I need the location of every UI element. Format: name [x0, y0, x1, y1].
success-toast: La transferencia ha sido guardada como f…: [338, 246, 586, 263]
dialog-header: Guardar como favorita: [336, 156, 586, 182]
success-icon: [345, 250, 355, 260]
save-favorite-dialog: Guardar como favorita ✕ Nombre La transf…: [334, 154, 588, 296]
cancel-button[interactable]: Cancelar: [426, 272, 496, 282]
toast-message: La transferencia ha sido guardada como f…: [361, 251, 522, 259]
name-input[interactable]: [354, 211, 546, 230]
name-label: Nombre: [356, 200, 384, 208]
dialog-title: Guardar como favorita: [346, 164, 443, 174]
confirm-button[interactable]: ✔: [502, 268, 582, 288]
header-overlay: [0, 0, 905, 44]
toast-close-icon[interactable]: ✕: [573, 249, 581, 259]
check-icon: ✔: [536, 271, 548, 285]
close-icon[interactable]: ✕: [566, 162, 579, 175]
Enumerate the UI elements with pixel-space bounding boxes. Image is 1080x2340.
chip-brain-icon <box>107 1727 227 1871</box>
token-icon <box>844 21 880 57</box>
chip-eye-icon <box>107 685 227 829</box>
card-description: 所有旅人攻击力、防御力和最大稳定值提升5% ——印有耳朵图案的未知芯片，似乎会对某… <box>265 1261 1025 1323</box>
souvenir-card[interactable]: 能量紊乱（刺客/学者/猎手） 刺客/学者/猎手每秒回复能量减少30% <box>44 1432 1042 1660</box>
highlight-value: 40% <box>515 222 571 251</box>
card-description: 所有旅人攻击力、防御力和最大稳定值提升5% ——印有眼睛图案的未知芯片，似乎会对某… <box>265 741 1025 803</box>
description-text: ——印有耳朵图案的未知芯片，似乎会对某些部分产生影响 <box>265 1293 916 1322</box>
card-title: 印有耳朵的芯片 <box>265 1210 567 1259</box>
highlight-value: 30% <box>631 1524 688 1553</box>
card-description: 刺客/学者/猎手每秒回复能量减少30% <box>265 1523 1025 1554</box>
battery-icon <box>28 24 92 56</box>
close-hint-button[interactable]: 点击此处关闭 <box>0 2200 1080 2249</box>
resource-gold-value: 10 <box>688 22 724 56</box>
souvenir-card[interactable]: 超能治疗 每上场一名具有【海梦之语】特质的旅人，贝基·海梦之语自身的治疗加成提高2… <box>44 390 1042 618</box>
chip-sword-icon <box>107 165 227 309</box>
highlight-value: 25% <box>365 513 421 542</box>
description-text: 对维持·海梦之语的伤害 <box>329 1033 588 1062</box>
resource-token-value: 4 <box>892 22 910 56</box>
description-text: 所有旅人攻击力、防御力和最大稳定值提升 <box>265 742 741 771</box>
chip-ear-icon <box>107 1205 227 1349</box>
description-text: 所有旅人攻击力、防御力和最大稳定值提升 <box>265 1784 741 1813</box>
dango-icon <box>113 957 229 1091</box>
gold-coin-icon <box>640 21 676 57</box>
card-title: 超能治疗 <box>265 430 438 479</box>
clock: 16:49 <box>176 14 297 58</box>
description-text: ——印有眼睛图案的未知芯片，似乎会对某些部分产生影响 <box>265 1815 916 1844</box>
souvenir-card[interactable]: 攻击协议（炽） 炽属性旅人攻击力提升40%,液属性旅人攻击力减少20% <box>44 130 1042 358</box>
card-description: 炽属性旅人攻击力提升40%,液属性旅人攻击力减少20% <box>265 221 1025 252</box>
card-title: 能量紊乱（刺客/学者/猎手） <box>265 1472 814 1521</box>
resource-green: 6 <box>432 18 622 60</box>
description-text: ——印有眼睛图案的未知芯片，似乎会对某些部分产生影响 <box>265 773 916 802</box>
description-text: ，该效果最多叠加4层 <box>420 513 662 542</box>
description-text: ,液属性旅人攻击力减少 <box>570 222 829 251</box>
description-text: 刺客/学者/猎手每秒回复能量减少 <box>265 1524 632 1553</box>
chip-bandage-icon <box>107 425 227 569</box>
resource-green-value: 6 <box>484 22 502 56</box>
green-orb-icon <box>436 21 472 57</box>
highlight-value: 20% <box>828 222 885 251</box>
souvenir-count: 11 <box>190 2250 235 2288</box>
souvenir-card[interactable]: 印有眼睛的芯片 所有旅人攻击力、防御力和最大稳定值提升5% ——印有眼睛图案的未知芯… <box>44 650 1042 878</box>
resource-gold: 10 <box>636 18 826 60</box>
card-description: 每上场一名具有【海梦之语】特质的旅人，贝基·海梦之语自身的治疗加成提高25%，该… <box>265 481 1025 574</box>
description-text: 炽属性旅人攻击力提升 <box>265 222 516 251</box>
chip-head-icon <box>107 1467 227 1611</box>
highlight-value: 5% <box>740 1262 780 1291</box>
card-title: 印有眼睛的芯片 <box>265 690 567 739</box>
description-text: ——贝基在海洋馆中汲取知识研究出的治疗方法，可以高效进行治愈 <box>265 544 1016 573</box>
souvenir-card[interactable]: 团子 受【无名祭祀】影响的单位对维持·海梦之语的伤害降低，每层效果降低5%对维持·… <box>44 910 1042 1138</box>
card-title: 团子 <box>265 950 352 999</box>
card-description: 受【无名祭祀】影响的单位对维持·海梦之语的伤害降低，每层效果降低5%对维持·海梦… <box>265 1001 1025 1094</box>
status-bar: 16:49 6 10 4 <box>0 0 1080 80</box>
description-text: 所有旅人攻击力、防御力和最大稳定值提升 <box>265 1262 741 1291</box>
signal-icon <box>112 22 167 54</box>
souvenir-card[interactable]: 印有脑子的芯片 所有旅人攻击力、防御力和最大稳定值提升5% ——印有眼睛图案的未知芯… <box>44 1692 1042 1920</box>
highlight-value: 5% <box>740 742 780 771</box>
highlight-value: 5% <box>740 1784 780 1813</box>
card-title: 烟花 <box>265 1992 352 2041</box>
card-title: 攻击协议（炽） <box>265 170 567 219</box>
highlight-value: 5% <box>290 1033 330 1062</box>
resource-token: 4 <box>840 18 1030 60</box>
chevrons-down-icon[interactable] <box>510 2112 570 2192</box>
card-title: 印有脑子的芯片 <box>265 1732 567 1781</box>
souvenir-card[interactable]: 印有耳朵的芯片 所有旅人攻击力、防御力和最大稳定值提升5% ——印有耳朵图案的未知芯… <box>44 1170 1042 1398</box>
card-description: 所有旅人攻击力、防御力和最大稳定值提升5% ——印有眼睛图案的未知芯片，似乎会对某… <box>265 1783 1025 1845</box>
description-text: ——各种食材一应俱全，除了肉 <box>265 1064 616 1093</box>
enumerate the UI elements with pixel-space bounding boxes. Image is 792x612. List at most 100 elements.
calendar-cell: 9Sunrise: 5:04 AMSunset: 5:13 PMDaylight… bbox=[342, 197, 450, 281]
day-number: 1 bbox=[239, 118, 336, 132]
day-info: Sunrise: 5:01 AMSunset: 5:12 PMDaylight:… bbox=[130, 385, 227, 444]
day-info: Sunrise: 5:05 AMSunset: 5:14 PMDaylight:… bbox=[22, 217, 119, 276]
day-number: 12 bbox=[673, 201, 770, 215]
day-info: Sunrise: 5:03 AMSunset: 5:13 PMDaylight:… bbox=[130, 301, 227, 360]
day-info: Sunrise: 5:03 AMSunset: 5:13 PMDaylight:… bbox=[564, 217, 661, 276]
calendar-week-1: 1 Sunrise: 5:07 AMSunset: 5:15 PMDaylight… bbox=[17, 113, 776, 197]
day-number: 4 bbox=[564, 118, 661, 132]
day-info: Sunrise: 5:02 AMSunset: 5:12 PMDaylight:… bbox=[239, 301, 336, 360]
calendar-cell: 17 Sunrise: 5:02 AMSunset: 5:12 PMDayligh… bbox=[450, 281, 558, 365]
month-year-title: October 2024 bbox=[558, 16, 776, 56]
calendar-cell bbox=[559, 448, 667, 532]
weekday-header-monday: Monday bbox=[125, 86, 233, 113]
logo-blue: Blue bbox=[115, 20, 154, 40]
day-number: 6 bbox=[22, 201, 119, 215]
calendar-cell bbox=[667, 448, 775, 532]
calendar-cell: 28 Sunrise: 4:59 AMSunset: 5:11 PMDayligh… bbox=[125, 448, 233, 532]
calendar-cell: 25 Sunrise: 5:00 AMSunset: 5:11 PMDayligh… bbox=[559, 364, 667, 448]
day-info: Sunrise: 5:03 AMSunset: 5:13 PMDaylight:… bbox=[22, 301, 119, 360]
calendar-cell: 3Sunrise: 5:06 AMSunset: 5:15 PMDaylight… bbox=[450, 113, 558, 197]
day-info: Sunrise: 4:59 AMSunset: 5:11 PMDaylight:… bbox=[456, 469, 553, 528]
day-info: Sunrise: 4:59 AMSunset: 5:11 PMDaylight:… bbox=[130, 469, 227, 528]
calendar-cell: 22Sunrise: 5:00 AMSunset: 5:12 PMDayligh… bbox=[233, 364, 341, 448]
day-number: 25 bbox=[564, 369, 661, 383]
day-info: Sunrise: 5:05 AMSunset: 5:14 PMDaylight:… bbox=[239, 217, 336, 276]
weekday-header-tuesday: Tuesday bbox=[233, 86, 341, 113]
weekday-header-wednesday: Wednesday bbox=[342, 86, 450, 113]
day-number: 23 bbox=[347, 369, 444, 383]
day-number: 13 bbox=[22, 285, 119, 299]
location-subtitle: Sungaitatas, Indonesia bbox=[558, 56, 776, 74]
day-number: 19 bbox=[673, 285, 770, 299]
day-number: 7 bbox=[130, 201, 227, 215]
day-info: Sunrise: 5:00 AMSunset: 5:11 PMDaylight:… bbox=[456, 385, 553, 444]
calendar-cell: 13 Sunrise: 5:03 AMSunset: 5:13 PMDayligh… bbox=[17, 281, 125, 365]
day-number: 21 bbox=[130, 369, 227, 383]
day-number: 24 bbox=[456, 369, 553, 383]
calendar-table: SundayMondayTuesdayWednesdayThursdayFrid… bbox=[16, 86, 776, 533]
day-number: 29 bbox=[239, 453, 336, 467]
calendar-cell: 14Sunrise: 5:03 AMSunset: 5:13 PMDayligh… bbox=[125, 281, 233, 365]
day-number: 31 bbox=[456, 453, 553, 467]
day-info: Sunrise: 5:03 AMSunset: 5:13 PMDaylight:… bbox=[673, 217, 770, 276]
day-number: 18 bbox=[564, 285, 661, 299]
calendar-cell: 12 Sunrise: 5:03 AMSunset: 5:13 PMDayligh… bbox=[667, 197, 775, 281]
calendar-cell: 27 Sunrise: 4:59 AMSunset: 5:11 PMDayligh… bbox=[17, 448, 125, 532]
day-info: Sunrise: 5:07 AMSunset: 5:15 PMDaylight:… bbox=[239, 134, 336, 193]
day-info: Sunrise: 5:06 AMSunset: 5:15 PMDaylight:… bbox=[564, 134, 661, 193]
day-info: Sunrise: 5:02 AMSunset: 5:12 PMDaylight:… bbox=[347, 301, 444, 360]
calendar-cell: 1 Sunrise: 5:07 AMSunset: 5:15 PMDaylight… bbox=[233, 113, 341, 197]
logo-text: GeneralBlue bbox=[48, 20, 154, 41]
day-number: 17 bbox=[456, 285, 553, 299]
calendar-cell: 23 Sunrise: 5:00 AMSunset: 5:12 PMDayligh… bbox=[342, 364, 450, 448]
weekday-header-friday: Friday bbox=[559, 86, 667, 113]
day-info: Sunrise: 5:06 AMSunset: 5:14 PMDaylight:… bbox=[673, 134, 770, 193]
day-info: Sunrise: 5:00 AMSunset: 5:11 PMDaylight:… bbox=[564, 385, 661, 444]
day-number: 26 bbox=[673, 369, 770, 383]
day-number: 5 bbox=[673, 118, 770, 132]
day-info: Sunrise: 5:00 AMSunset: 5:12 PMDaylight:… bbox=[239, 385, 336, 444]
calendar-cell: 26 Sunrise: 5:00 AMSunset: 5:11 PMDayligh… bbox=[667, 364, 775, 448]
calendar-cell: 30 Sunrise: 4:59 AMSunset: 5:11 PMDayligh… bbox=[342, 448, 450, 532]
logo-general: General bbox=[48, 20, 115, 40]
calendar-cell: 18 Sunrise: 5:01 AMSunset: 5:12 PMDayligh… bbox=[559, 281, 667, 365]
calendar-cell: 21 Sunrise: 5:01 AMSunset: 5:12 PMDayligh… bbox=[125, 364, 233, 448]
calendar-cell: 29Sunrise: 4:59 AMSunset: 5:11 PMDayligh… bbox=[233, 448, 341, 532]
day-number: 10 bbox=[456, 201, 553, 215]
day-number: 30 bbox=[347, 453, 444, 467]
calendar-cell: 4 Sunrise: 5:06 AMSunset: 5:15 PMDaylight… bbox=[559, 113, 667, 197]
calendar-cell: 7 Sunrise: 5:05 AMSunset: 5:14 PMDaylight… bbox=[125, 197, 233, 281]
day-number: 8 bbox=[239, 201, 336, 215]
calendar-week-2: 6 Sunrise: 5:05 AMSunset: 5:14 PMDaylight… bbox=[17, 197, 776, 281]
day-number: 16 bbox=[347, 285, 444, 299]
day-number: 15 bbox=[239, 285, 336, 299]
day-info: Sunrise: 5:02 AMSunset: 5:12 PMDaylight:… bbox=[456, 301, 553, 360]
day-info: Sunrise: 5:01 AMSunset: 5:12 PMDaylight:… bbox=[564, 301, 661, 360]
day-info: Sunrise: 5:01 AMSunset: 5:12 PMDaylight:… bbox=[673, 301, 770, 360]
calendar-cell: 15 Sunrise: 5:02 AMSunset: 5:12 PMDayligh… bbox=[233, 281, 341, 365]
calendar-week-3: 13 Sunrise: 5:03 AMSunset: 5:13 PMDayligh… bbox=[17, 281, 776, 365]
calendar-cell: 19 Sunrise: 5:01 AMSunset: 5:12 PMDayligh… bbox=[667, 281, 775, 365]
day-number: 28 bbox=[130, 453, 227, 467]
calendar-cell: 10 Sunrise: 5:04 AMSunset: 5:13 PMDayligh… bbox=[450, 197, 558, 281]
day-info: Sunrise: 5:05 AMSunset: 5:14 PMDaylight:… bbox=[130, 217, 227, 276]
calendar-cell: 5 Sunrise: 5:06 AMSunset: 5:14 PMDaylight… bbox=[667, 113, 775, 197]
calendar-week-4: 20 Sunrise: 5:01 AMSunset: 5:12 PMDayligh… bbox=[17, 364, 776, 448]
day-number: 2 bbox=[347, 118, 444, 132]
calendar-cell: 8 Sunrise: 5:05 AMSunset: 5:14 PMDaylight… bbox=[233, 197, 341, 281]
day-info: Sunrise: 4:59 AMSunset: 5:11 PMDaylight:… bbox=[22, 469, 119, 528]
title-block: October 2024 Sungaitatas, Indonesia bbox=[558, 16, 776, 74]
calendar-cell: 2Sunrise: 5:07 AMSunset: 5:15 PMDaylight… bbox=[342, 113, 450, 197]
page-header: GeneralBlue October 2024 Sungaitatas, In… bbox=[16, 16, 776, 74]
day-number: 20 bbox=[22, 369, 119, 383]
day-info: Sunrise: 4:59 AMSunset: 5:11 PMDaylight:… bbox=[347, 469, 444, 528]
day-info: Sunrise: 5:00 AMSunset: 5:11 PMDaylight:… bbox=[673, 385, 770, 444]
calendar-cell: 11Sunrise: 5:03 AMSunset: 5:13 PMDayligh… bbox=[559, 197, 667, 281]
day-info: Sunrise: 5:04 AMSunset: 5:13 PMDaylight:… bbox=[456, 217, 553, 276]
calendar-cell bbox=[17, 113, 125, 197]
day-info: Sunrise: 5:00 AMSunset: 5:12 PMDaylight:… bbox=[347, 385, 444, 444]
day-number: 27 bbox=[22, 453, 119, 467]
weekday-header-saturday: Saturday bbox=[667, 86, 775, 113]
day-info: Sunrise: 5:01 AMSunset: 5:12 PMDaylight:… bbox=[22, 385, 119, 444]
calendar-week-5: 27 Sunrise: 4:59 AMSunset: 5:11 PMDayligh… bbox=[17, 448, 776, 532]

————————

**Job:**
Retype the records exactly, from the first line through the line that contains "Image is 1080x2340.", including both of those lines.

**Exercise answer:**
I need the location of every UI element. Format: name [x0, y0, x1, y1].
success-toast: La transferencia ha sido guardada como f…: [338, 246, 586, 263]
dialog-header: Guardar como favorita: [336, 156, 586, 182]
success-icon: [345, 250, 355, 260]
save-favorite-dialog: Guardar como favorita ✕ Nombre La transf…: [334, 154, 588, 296]
cancel-button[interactable]: Cancelar: [426, 272, 496, 282]
toast-message: La transferencia ha sido guardada como f…: [361, 251, 522, 259]
name-input[interactable]: [354, 211, 546, 230]
name-label: Nombre: [356, 200, 384, 208]
dialog-title: Guardar como favorita: [346, 164, 443, 174]
confirm-button[interactable]: ✔: [502, 268, 582, 288]
header-overlay: [0, 0, 905, 44]
toast-close-icon[interactable]: ✕: [573, 249, 581, 259]
check-icon: ✔: [536, 271, 548, 285]
close-icon[interactable]: ✕: [566, 162, 579, 175]
Enumerate the UI elements with pixel-space bounding boxes. Image is 1080x2340.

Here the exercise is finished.